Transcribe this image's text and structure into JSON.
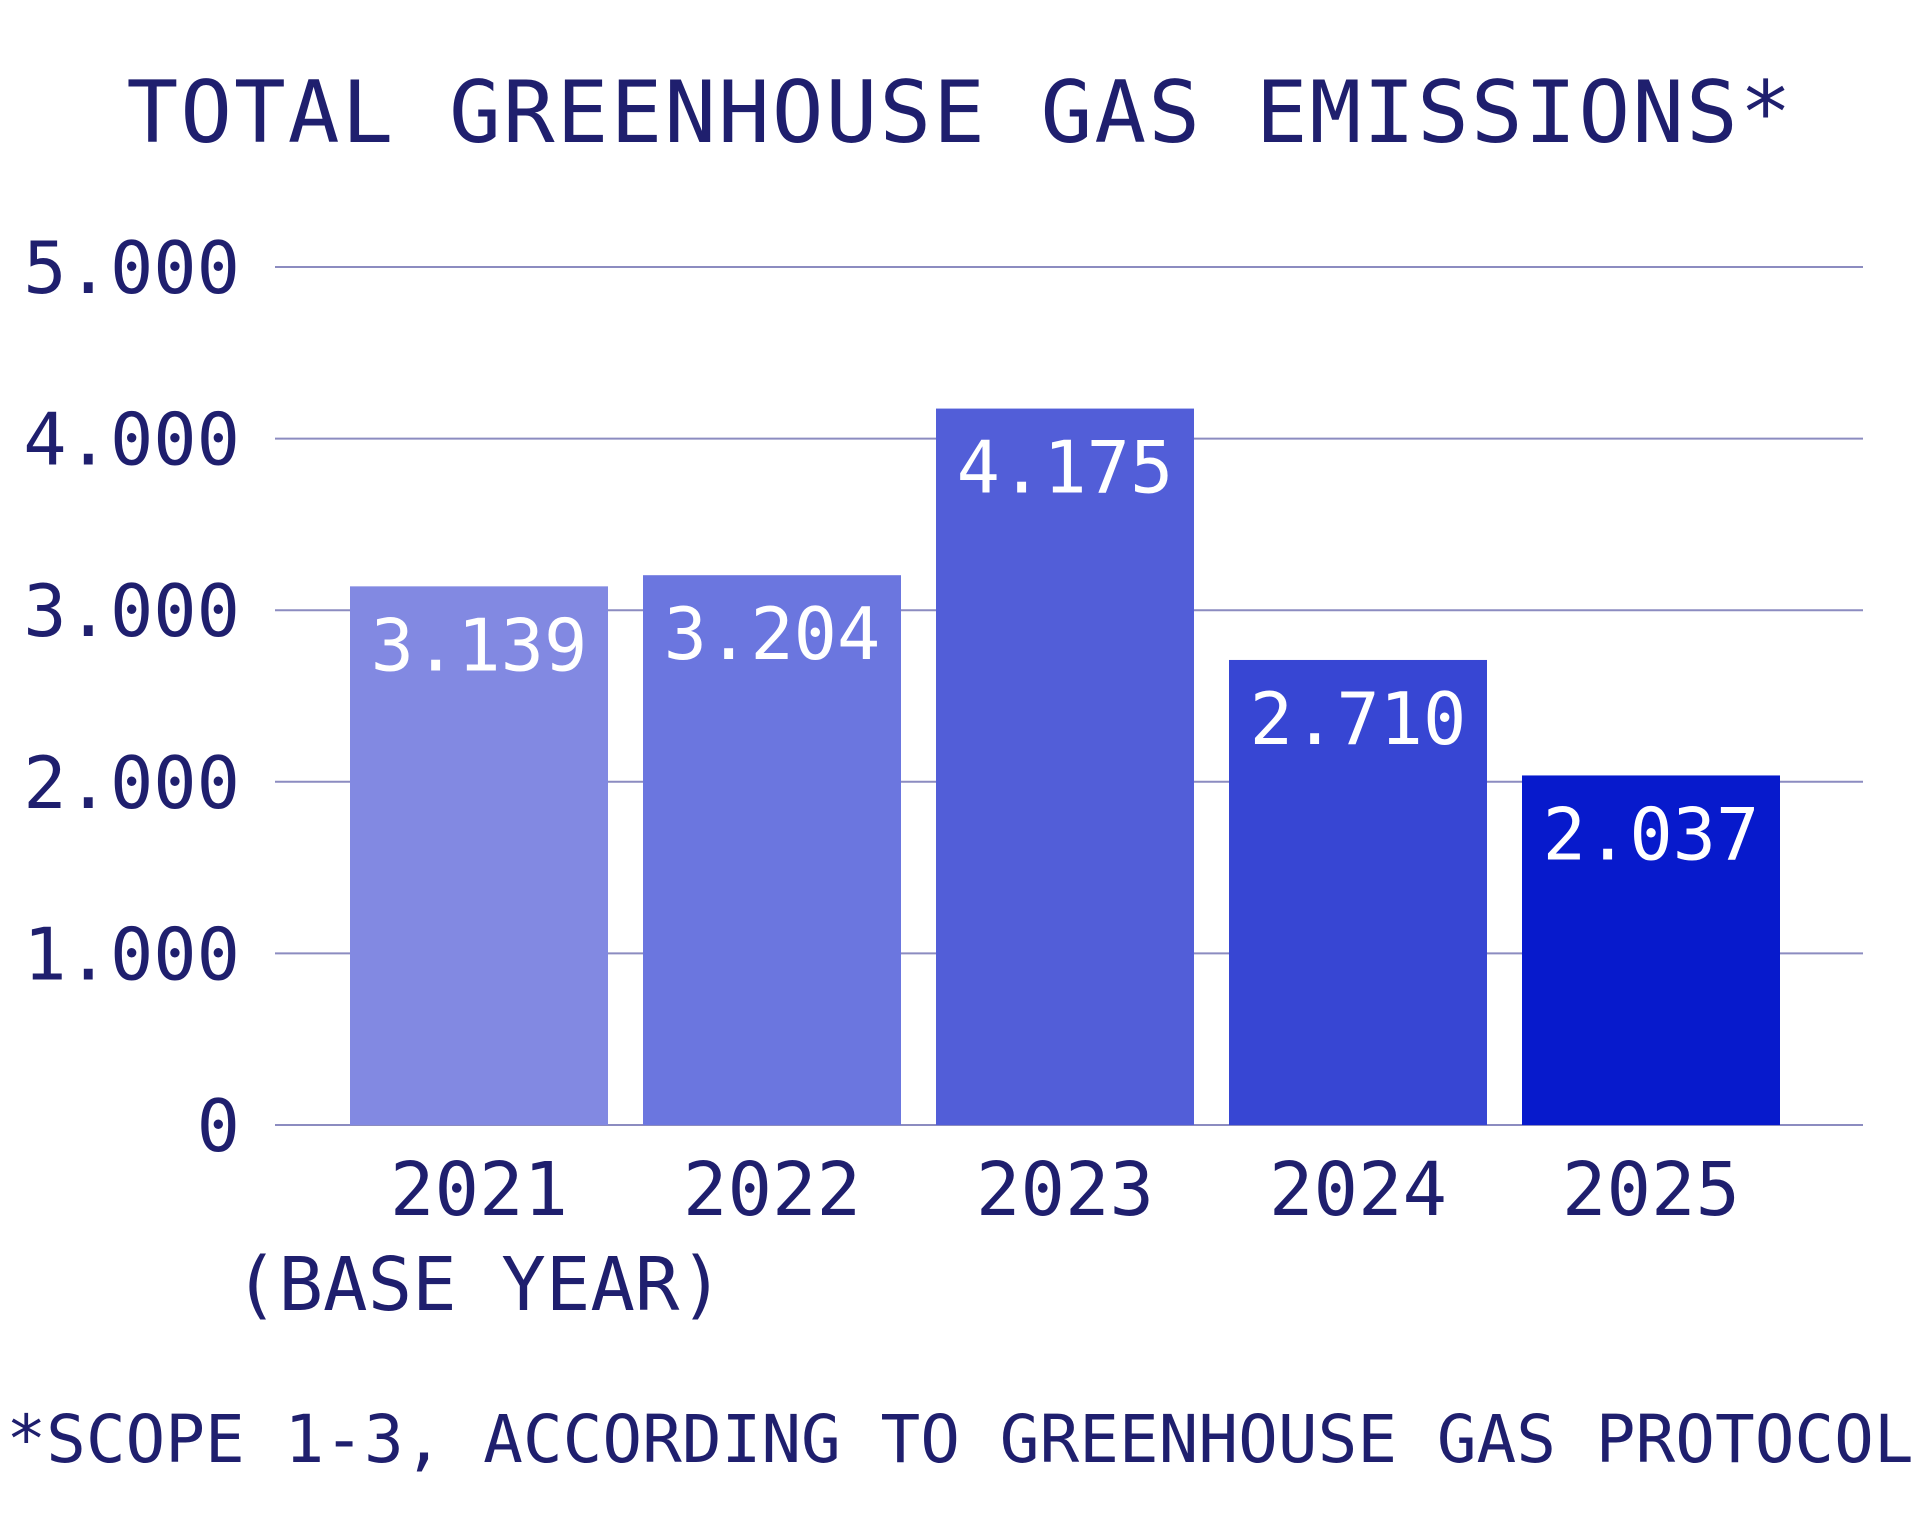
{
  "chart_data": {
    "type": "bar",
    "title": "TOTAL GREENHOUSE GAS EMISSIONS*",
    "categories": [
      "2021",
      "2022",
      "2023",
      "2024",
      "2025"
    ],
    "category_sublabels": [
      "(BASE YEAR)",
      "",
      "",
      "",
      ""
    ],
    "values": [
      3139,
      3204,
      4175,
      2710,
      2037
    ],
    "value_labels": [
      "3.139",
      "3.204",
      "4.175",
      "2.710",
      "2.037"
    ],
    "ylim": [
      0,
      5000
    ],
    "yticks": [
      0,
      1000,
      2000,
      3000,
      4000,
      5000
    ],
    "ytick_labels": [
      "0",
      "1.000",
      "2.000",
      "3.000",
      "4.000",
      "5.000"
    ],
    "xlabel": "",
    "ylabel": "",
    "grid": true,
    "legend": "none",
    "bar_colors": [
      "#8289e2",
      "#6b76df",
      "#525ed8",
      "#3746d3",
      "#071acc"
    ],
    "footnote": "*SCOPE 1-3, ACCORDING TO GREENHOUSE GAS PROTOCOL"
  },
  "colors": {
    "text": "#1f1f6e",
    "grid": "#8c8cc0",
    "value_label": "#ffffff"
  }
}
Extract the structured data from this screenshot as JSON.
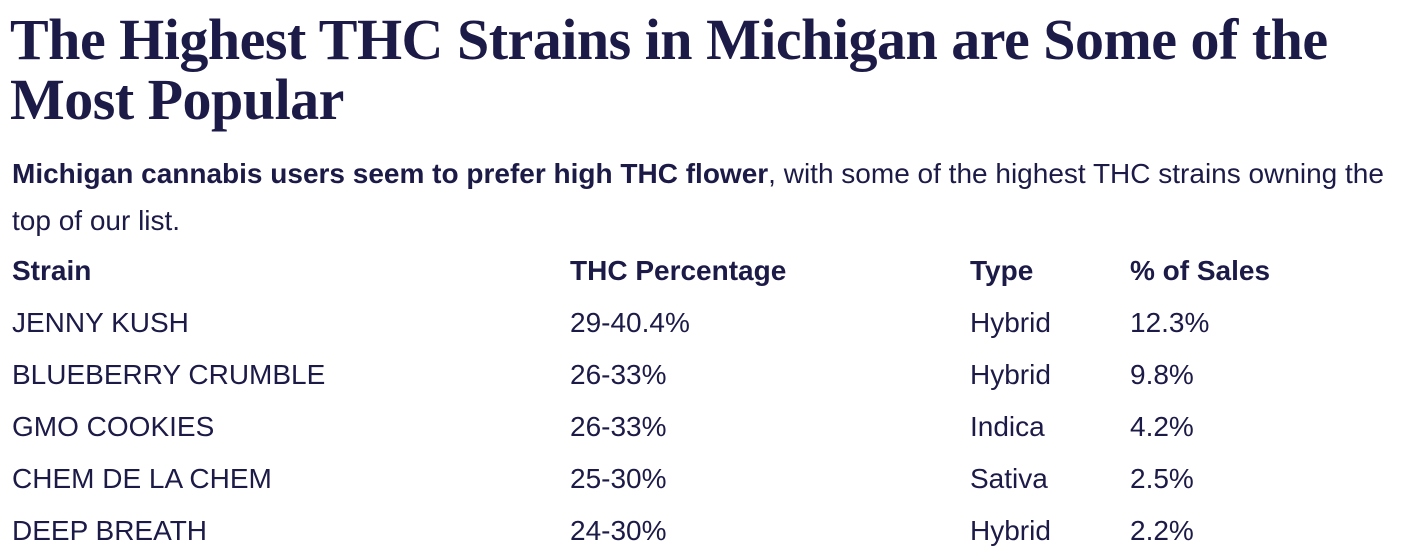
{
  "header": {
    "title": "The Highest THC Strains in Michigan are Some of the Most Popular",
    "intro_bold": "Michigan cannabis users seem to prefer high THC flower",
    "intro_rest": ", with some of the highest THC strains owning the top of our list."
  },
  "table": {
    "columns": [
      "Strain",
      "THC Percentage",
      "Type",
      "% of Sales"
    ],
    "rows": [
      [
        "JENNY KUSH",
        "29-40.4%",
        "Hybrid",
        "12.3%"
      ],
      [
        "BLUEBERRY CRUMBLE",
        "26-33%",
        "Hybrid",
        "9.8%"
      ],
      [
        "GMO COOKIES",
        "26-33%",
        "Indica",
        "4.2%"
      ],
      [
        "CHEM DE LA CHEM",
        "25-30%",
        "Sativa",
        "2.5%"
      ],
      [
        "DEEP BREATH",
        "24-30%",
        "Hybrid",
        "2.2%"
      ]
    ]
  }
}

- - -

> [Do this]: Every line of the data should be copied as it stands, without the images.

> [Complete answer]:
Transcribe this image's text and structure into JSON.
{
  "chart_data": {
    "type": "bar",
    "title": "TOTAL GREENHOUSE GAS EMISSIONS*",
    "categories": [
      "2021",
      "2022",
      "2023",
      "2024",
      "2025"
    ],
    "category_sublabels": [
      "(BASE YEAR)",
      "",
      "",
      "",
      ""
    ],
    "values": [
      3139,
      3204,
      4175,
      2710,
      2037
    ],
    "value_labels": [
      "3.139",
      "3.204",
      "4.175",
      "2.710",
      "2.037"
    ],
    "ylim": [
      0,
      5000
    ],
    "yticks": [
      0,
      1000,
      2000,
      3000,
      4000,
      5000
    ],
    "ytick_labels": [
      "0",
      "1.000",
      "2.000",
      "3.000",
      "4.000",
      "5.000"
    ],
    "xlabel": "",
    "ylabel": "",
    "grid": true,
    "legend": "none",
    "bar_colors": [
      "#8289e2",
      "#6b76df",
      "#525ed8",
      "#3746d3",
      "#071acc"
    ],
    "footnote": "*SCOPE 1-3, ACCORDING TO GREENHOUSE GAS PROTOCOL"
  },
  "colors": {
    "text": "#1f1f6e",
    "grid": "#8c8cc0",
    "value_label": "#ffffff"
  }
}
Extract the structured data from this screenshot as JSON.
{
  "header": {
    "title": "The Highest THC Strains in Michigan are Some of the Most Popular",
    "intro_bold": "Michigan cannabis users seem to prefer high THC flower",
    "intro_rest": ", with some of the highest THC strains owning the top of our list."
  },
  "table": {
    "columns": [
      "Strain",
      "THC Percentage",
      "Type",
      "% of Sales"
    ],
    "rows": [
      [
        "JENNY KUSH",
        "29-40.4%",
        "Hybrid",
        "12.3%"
      ],
      [
        "BLUEBERRY CRUMBLE",
        "26-33%",
        "Hybrid",
        "9.8%"
      ],
      [
        "GMO COOKIES",
        "26-33%",
        "Indica",
        "4.2%"
      ],
      [
        "CHEM DE LA CHEM",
        "25-30%",
        "Sativa",
        "2.5%"
      ],
      [
        "DEEP BREATH",
        "24-30%",
        "Hybrid",
        "2.2%"
      ]
    ]
  }
}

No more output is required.